··· Data ···

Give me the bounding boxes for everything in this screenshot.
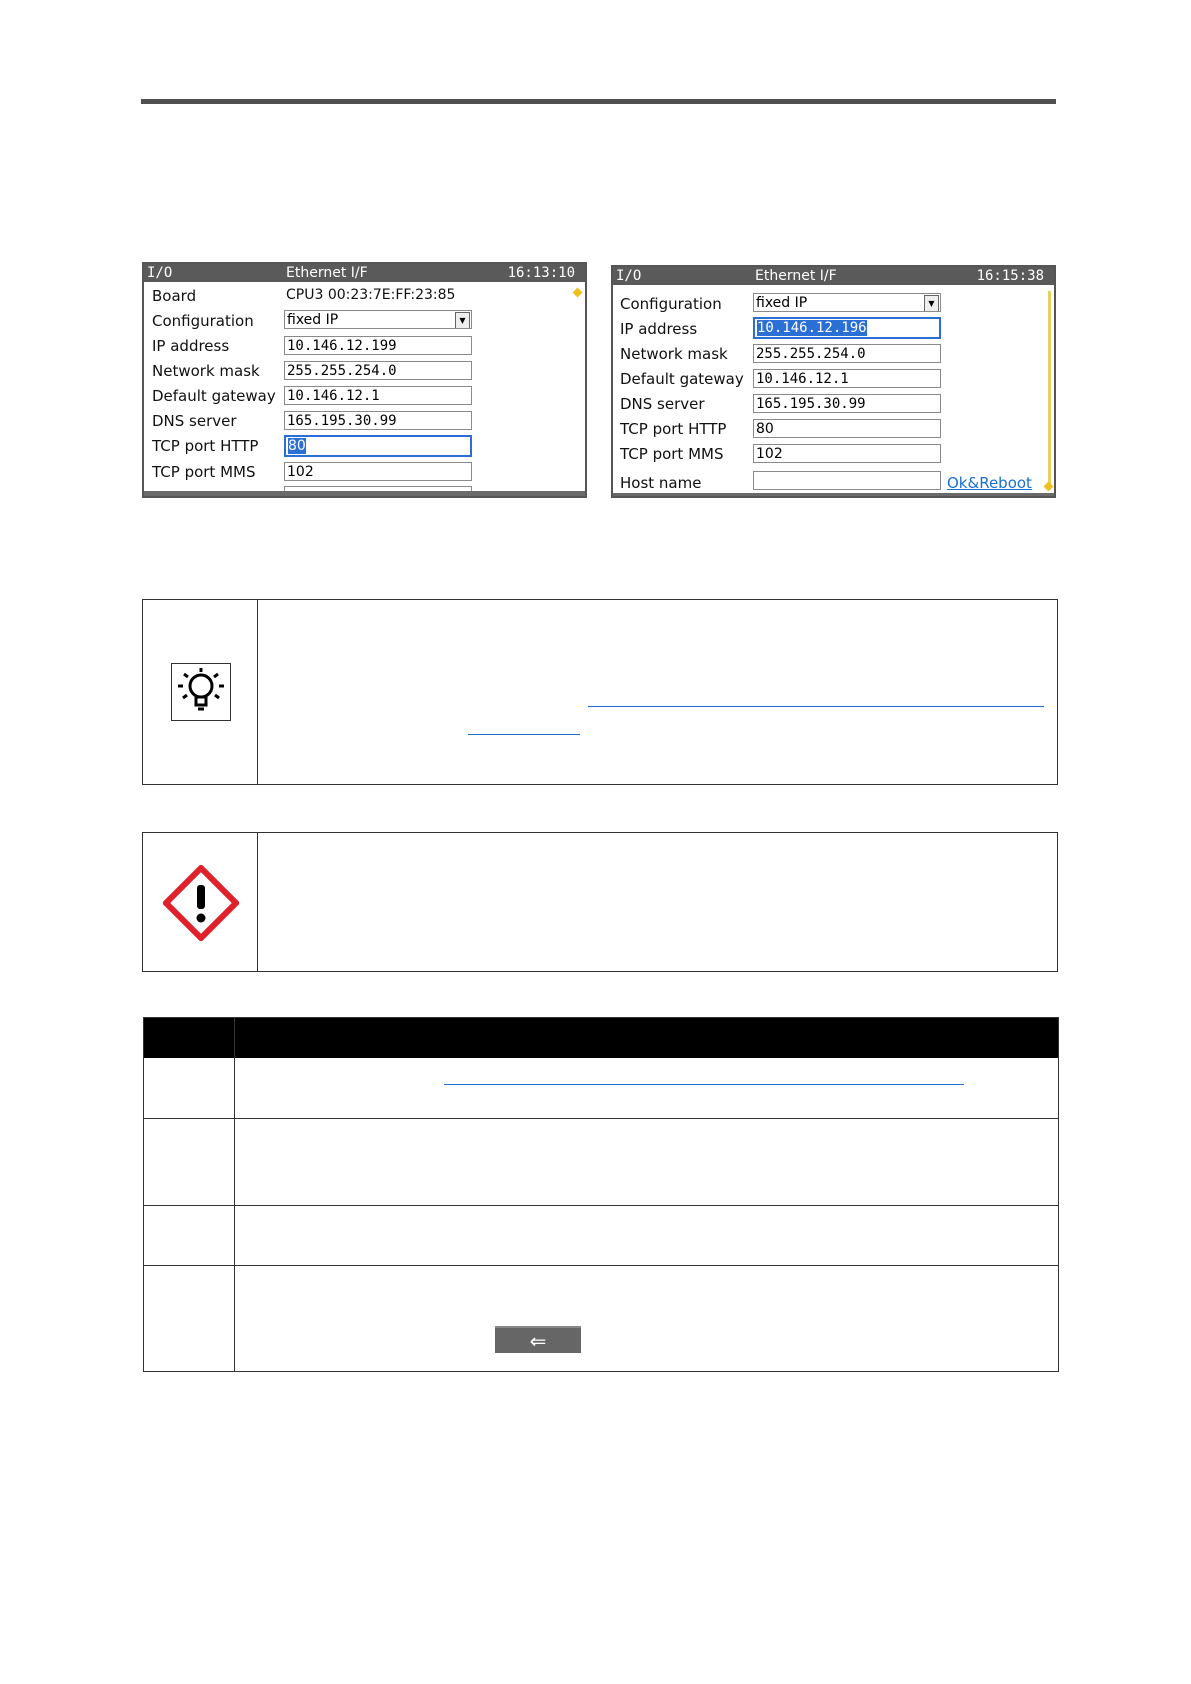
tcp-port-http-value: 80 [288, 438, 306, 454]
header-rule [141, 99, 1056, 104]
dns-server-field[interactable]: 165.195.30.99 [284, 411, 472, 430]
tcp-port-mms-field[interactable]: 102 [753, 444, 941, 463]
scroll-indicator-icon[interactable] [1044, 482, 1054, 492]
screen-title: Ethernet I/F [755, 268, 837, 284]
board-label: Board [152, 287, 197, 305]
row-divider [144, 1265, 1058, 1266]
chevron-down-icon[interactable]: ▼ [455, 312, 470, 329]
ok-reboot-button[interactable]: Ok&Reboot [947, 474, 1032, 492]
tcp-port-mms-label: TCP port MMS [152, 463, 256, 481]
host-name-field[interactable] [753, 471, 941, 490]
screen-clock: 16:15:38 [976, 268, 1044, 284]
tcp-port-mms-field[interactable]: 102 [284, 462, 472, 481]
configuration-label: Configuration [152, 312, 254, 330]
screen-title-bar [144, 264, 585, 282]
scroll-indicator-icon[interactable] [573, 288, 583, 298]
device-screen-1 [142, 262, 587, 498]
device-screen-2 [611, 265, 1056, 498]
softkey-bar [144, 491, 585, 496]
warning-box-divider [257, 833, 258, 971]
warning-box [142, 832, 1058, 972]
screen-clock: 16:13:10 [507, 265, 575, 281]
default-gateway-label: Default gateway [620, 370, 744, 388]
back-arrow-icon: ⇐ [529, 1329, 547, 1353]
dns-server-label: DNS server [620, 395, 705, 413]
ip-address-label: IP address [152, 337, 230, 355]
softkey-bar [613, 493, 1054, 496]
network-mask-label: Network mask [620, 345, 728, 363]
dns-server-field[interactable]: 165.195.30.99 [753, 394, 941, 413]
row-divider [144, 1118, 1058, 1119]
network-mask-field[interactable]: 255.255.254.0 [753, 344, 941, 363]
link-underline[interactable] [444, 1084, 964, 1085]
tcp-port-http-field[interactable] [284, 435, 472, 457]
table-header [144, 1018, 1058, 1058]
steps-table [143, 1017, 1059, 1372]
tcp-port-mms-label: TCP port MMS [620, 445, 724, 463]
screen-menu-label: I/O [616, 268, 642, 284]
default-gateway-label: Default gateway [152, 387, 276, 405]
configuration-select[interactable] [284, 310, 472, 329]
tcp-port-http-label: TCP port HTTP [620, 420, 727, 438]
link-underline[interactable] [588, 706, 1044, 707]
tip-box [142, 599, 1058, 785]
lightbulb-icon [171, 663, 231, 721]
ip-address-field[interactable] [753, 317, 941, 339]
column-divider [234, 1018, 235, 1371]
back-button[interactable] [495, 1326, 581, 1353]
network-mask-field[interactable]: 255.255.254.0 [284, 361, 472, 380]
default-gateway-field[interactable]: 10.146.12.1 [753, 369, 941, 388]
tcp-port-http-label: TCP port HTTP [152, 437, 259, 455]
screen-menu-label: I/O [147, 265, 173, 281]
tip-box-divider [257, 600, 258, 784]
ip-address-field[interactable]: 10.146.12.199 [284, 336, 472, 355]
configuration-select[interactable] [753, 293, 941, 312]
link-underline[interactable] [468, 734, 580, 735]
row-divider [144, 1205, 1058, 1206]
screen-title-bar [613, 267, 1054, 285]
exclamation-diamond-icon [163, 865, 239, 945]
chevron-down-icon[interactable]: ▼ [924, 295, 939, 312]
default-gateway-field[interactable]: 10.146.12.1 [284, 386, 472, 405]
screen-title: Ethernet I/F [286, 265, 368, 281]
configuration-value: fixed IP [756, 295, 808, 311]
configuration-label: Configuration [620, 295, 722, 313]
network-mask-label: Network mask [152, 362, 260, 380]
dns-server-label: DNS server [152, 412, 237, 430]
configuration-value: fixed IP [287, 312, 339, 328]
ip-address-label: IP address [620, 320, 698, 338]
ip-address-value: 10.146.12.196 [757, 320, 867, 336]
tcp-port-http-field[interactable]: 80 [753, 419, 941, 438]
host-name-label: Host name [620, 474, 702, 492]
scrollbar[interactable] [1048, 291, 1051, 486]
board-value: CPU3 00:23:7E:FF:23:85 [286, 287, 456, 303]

···
··· Data ···

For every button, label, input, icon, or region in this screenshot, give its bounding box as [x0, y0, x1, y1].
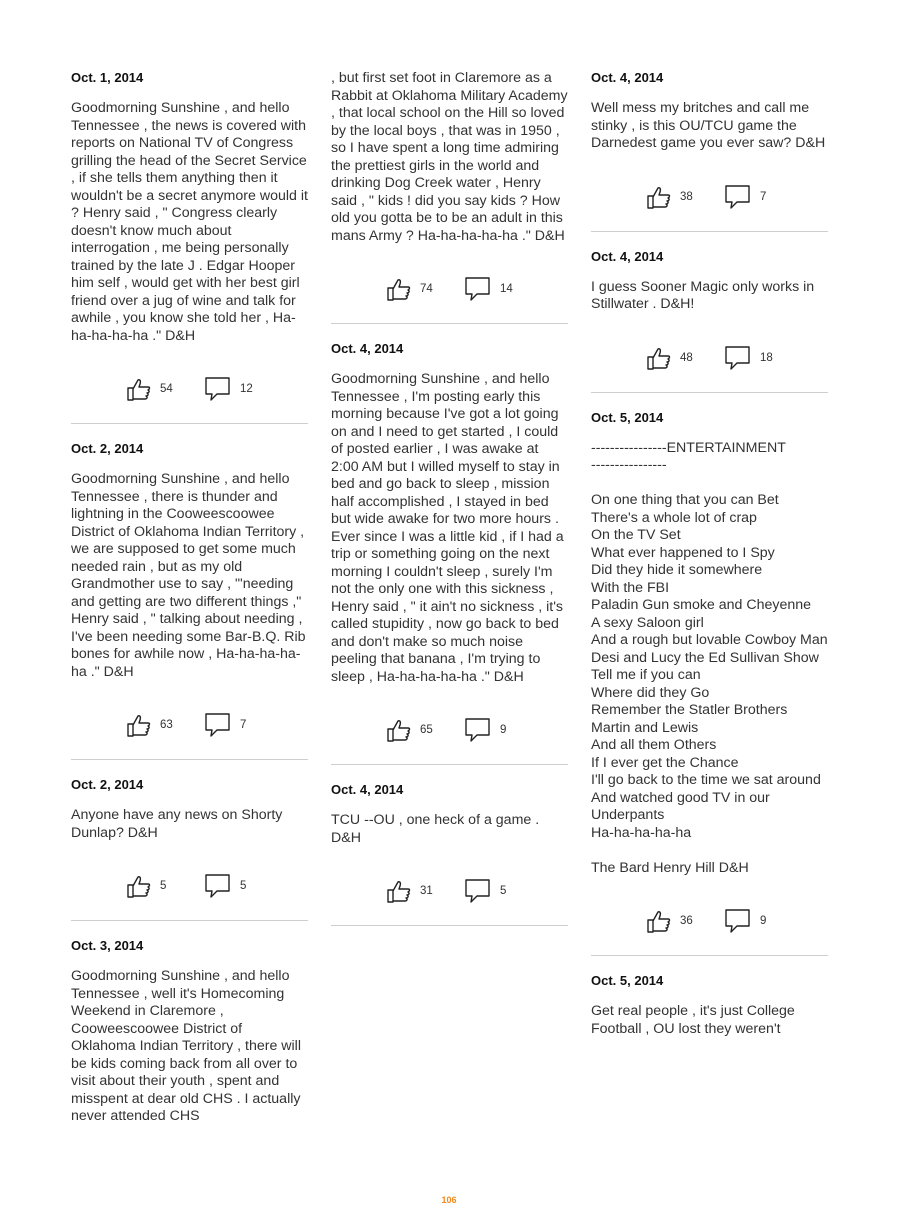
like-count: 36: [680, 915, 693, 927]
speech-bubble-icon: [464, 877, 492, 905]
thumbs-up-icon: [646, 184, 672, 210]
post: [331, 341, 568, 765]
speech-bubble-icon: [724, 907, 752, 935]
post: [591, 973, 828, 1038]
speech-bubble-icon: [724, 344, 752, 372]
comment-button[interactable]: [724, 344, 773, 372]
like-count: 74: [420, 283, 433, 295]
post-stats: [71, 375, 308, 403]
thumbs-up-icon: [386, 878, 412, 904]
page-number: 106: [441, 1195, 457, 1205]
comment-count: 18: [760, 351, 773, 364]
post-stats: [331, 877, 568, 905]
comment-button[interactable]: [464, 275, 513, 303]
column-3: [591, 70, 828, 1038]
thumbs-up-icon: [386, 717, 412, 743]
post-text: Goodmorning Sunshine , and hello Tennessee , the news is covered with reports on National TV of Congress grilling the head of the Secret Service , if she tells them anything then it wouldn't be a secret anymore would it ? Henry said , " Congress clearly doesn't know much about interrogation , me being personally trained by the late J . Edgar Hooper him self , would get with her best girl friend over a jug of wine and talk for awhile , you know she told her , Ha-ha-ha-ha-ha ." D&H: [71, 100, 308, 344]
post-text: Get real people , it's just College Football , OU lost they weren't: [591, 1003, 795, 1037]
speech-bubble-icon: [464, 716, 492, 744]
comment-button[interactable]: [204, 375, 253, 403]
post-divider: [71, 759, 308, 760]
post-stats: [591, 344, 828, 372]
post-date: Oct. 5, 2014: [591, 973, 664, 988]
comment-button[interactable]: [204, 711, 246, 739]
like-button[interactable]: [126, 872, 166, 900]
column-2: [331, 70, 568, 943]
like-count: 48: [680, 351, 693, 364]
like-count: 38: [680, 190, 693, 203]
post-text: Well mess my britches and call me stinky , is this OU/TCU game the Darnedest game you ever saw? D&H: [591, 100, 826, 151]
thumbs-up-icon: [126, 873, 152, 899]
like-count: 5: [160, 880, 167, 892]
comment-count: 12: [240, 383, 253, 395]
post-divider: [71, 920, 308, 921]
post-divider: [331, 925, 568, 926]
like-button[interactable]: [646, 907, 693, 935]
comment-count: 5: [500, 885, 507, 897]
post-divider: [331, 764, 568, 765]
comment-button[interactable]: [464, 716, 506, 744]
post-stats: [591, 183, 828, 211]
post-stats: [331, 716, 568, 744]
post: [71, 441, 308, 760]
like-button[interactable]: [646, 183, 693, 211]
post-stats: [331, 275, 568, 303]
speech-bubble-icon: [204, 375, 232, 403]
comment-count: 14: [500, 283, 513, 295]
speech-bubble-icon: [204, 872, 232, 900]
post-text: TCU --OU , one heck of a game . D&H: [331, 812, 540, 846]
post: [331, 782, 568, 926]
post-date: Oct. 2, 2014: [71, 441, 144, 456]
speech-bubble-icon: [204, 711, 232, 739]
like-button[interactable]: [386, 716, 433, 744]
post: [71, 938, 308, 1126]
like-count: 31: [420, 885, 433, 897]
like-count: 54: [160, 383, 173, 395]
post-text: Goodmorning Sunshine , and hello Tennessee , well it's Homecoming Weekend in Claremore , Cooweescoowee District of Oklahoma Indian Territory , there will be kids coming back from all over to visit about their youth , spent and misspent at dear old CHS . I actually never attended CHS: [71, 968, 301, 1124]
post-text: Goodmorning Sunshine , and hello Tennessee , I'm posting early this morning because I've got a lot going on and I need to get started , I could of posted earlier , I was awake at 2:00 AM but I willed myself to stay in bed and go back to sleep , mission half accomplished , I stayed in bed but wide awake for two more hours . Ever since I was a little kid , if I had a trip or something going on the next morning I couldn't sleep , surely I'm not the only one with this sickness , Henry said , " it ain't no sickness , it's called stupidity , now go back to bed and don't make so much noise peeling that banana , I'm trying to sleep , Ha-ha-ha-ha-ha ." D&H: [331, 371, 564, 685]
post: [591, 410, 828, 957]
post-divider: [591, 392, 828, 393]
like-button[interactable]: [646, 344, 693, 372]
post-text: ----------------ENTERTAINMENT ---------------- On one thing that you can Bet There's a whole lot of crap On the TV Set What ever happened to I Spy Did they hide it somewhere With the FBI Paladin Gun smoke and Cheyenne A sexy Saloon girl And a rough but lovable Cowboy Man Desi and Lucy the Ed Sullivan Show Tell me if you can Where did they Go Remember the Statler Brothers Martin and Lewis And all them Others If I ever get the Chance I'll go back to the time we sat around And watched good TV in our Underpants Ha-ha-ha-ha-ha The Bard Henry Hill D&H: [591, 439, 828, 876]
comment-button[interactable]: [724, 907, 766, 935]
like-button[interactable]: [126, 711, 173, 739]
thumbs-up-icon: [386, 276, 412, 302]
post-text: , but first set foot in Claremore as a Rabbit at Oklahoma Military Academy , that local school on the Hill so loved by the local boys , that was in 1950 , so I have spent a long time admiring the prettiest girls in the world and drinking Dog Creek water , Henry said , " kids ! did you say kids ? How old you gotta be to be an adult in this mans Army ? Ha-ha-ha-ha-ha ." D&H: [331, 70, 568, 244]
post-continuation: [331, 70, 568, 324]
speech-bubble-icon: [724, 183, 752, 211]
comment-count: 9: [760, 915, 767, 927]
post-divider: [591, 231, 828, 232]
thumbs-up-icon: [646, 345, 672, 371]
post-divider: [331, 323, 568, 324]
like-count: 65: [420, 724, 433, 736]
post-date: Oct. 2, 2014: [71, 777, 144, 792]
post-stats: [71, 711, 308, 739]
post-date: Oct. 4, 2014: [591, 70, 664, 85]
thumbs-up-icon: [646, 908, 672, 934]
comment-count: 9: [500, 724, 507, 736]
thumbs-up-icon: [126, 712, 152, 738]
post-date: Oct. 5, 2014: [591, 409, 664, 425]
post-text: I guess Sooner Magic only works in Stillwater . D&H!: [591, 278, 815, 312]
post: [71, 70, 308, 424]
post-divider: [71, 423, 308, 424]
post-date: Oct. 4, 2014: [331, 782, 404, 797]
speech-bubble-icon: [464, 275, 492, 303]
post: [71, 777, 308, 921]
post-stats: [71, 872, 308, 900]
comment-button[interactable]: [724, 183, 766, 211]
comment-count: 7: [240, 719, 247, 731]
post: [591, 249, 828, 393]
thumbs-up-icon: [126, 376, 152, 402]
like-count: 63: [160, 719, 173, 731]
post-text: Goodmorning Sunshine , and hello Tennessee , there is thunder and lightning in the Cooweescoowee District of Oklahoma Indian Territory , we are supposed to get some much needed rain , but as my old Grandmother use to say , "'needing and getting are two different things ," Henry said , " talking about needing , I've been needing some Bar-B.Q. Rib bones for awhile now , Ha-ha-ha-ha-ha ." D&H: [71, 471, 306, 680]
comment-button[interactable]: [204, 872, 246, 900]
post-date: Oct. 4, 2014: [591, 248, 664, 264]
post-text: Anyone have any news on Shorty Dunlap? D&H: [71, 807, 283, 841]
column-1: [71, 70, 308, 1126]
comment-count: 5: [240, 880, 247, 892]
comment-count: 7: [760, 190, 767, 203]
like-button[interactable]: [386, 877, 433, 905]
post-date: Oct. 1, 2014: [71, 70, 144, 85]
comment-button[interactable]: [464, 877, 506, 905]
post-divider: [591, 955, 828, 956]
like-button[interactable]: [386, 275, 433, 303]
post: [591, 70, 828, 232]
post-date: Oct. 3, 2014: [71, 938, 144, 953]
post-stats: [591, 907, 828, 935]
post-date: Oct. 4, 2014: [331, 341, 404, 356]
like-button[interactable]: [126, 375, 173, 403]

···

Your objective
Reproduce verbatim the stretch of data from the line containing "tcp-port-http-value: 80 [288, 438, 306, 454]" through the line containing "row-divider [144, 1265, 1058, 1266]", including both of those lines.

Output for this task
tcp-port-http-value: 80 [288, 438, 306, 454]
header-rule [141, 99, 1056, 104]
dns-server-field[interactable]: 165.195.30.99 [284, 411, 472, 430]
tcp-port-mms-field[interactable]: 102 [753, 444, 941, 463]
scroll-indicator-icon[interactable] [1044, 482, 1054, 492]
screen-title: Ethernet I/F [755, 268, 837, 284]
board-label: Board [152, 287, 197, 305]
row-divider [144, 1265, 1058, 1266]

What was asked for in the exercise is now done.